■ **Job**:
Isolate every line in the records below with "منطقة" in it.

(Entries from a dataset)
---+---

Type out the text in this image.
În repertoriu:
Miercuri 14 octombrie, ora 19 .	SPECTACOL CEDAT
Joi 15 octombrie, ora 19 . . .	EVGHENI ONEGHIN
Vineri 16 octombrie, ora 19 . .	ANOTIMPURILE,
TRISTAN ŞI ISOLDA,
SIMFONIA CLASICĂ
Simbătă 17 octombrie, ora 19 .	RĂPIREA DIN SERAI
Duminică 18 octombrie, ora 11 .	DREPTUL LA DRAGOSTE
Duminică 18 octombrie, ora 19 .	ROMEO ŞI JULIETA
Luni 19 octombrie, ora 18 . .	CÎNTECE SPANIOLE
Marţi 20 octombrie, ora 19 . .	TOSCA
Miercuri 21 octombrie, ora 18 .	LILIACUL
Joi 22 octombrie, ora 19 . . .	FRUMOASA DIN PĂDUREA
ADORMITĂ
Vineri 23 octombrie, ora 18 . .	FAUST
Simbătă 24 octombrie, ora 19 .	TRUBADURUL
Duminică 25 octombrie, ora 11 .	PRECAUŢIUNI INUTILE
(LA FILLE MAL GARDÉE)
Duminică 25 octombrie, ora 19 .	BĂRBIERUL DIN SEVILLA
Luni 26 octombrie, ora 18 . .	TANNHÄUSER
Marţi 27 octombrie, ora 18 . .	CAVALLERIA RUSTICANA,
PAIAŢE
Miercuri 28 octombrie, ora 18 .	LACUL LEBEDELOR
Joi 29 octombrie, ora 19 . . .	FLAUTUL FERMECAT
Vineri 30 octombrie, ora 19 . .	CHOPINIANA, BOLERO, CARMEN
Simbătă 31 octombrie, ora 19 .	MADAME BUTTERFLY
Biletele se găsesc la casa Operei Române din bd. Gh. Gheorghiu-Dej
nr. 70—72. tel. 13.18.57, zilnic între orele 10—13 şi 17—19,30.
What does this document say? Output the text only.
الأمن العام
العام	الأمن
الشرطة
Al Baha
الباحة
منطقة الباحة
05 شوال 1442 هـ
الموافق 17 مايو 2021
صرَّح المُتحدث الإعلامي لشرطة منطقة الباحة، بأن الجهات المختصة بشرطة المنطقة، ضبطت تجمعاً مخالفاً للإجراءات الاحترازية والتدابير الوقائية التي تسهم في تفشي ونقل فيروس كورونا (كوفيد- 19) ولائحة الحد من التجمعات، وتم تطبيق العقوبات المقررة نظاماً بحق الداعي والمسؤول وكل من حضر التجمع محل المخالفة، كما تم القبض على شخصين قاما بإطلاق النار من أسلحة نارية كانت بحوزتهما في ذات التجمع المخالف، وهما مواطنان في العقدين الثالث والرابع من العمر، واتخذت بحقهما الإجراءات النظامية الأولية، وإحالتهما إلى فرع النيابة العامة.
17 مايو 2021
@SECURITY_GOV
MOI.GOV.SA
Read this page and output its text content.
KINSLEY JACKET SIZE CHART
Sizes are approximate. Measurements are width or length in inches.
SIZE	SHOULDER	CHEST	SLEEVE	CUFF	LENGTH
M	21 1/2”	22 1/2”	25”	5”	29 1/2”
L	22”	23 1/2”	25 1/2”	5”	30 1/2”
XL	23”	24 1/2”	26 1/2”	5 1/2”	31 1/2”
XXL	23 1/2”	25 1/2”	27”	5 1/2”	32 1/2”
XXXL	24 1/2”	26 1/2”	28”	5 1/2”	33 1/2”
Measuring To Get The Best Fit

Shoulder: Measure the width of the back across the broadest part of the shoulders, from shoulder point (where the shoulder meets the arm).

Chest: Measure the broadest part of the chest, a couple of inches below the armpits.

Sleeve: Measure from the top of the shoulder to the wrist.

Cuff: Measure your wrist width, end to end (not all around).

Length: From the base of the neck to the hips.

---+---

■ **Solution for this exercise**:
منطقة الباحة
صرَّح المُتحدث الإعلامي لشرطة منطقة الباحة، بأن الجهات المختصة بشرطة المنطقة، ضبطت تجمعاً مخالفاً للإجراءات الاحترازية والتدابير الوقائية التي تسهم في تفشي ونقل فيروس كورونا (كوفيد- 19) ولائحة الحد من التجمعات، وتم تطبيق العقوبات المقررة نظاماً بحق الداعي والمسؤول وكل من حضر التجمع محل المخالفة، كما تم القبض على شخصين قاما بإطلاق النار من أسلحة نارية كانت بحوزتهما في ذات التجمع المخالف، وهما مواطنان في العقدين الثالث والرابع من العمر، واتخذت بحقهما الإجراءات النظامية الأولية، وإحالتهما إلى فرع النيابة العامة.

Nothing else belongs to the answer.